— Start of Dataset excerpts —

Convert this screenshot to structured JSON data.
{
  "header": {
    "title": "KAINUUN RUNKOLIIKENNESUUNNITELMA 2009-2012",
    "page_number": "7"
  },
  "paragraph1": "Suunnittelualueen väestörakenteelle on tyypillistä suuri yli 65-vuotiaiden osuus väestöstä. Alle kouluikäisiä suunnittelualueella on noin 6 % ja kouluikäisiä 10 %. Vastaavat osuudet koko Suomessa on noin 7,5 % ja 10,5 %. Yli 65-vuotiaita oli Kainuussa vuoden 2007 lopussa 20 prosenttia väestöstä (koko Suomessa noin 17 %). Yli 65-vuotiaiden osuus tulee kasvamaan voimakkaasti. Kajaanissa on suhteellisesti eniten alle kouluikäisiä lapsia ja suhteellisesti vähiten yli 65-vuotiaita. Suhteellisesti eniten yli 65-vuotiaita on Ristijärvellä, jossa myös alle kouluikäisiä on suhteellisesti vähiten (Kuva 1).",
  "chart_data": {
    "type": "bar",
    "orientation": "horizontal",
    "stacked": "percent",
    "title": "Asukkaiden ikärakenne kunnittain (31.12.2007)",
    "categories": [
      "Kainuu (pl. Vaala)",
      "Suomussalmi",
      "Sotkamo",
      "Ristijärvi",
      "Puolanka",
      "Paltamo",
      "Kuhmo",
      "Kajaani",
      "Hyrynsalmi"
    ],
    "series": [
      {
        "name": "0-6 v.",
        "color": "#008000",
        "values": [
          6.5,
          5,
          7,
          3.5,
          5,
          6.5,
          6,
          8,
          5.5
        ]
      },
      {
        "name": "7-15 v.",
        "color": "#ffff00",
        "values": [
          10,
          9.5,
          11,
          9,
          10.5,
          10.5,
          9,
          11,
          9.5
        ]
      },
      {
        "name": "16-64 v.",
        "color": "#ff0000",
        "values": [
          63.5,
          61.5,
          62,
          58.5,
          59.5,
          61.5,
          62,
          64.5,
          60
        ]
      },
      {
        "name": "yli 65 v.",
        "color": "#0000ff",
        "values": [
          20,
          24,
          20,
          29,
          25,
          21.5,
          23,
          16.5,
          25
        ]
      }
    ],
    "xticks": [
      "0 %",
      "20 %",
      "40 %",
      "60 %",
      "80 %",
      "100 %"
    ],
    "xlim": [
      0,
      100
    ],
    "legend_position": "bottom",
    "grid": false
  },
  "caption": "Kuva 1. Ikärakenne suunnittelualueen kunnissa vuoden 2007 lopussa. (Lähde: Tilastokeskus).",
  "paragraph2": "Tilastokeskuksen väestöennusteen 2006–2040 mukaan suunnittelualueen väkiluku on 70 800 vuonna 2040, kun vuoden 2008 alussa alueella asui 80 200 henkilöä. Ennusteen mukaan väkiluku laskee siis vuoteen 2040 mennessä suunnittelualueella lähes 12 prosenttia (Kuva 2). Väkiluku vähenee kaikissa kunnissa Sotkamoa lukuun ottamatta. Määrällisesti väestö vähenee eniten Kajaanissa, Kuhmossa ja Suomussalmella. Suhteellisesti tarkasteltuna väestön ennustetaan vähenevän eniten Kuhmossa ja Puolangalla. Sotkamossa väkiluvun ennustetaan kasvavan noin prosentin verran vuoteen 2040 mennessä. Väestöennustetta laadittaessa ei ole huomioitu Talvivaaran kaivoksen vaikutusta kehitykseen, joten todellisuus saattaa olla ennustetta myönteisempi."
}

— End of Dataset excerpts —

▸ Exercise details
Repeat every record, exactly as written.

▸ Exercise answer
Convert this screenshot to structured JSON data.
{
  "header": {
    "title": "KAINUUN RUNKOLIIKENNESUUNNITELMA 2009-2012",
    "page_number": "7"
  },
  "paragraph1": "Suunnittelualueen väestörakenteelle on tyypillistä suuri yli 65-vuotiaiden osuus väestöstä. Alle kouluikäisiä suunnittelualueella on noin 6 % ja kouluikäisiä 10 %. Vastaavat osuudet koko Suomessa on noin 7,5 % ja 10,5 %. Yli 65-vuotiaita oli Kainuussa vuoden 2007 lopussa 20 prosenttia väestöstä (koko Suomessa noin 17 %). Yli 65-vuotiaiden osuus tulee kasvamaan voimakkaasti. Kajaanissa on suhteellisesti eniten alle kouluikäisiä lapsia ja suhteellisesti vähiten yli 65-vuotiaita. Suhteellisesti eniten yli 65-vuotiaita on Ristijärvellä, jossa myös alle kouluikäisiä on suhteellisesti vähiten (Kuva 1).",
  "chart_data": {
    "type": "bar",
    "orientation": "horizontal",
    "stacked": "percent",
    "title": "Asukkaiden ikärakenne kunnittain (31.12.2007)",
    "categories": [
      "Kainuu (pl. Vaala)",
      "Suomussalmi",
      "Sotkamo",
      "Ristijärvi",
      "Puolanka",
      "Paltamo",
      "Kuhmo",
      "Kajaani",
      "Hyrynsalmi"
    ],
    "series": [
      {
        "name": "0-6 v.",
        "color": "#008000",
        "values": [
          6.5,
          5,
          7,
          3.5,
          5,
          6.5,
          6,
          8,
          5.5
        ]
      },
      {
        "name": "7-15 v.",
        "color": "#ffff00",
        "values": [
          10,
          9.5,
          11,
          9,
          10.5,
          10.5,
          9,
          11,
          9.5
        ]
      },
      {
        "name": "16-64 v.",
        "color": "#ff0000",
        "values": [
          63.5,
          61.5,
          62,
          58.5,
          59.5,
          61.5,
          62,
          64.5,
          60
        ]
      },
      {
        "name": "yli 65 v.",
        "color": "#0000ff",
        "values": [
          20,
          24,
          20,
          29,
          25,
          21.5,
          23,
          16.5,
          25
        ]
      }
    ],
    "xticks": [
      "0 %",
      "20 %",
      "40 %",
      "60 %",
      "80 %",
      "100 %"
    ],
    "xlim": [
      0,
      100
    ],
    "legend_position": "bottom",
    "grid": false
  },
  "caption": "Kuva 1. Ikärakenne suunnittelualueen kunnissa vuoden 2007 lopussa. (Lähde: Tilastokeskus).",
  "paragraph2": "Tilastokeskuksen väestöennusteen 2006–2040 mukaan suunnittelualueen väkiluku on 70 800 vuonna 2040, kun vuoden 2008 alussa alueella asui 80 200 henkilöä. Ennusteen mukaan väkiluku laskee siis vuoteen 2040 mennessä suunnittelualueella lähes 12 prosenttia (Kuva 2). Väkiluku vähenee kaikissa kunnissa Sotkamoa lukuun ottamatta. Määrällisesti väestö vähenee eniten Kajaanissa, Kuhmossa ja Suomussalmella. Suhteellisesti tarkasteltuna väestön ennustetaan vähenevän eniten Kuhmossa ja Puolangalla. Sotkamossa väkiluvun ennustetaan kasvavan noin prosentin verran vuoteen 2040 mennessä. Väestöennustetta laadittaessa ei ole huomioitu Talvivaaran kaivoksen vaikutusta kehitykseen, joten todellisuus saattaa olla ennustetta myönteisempi."
}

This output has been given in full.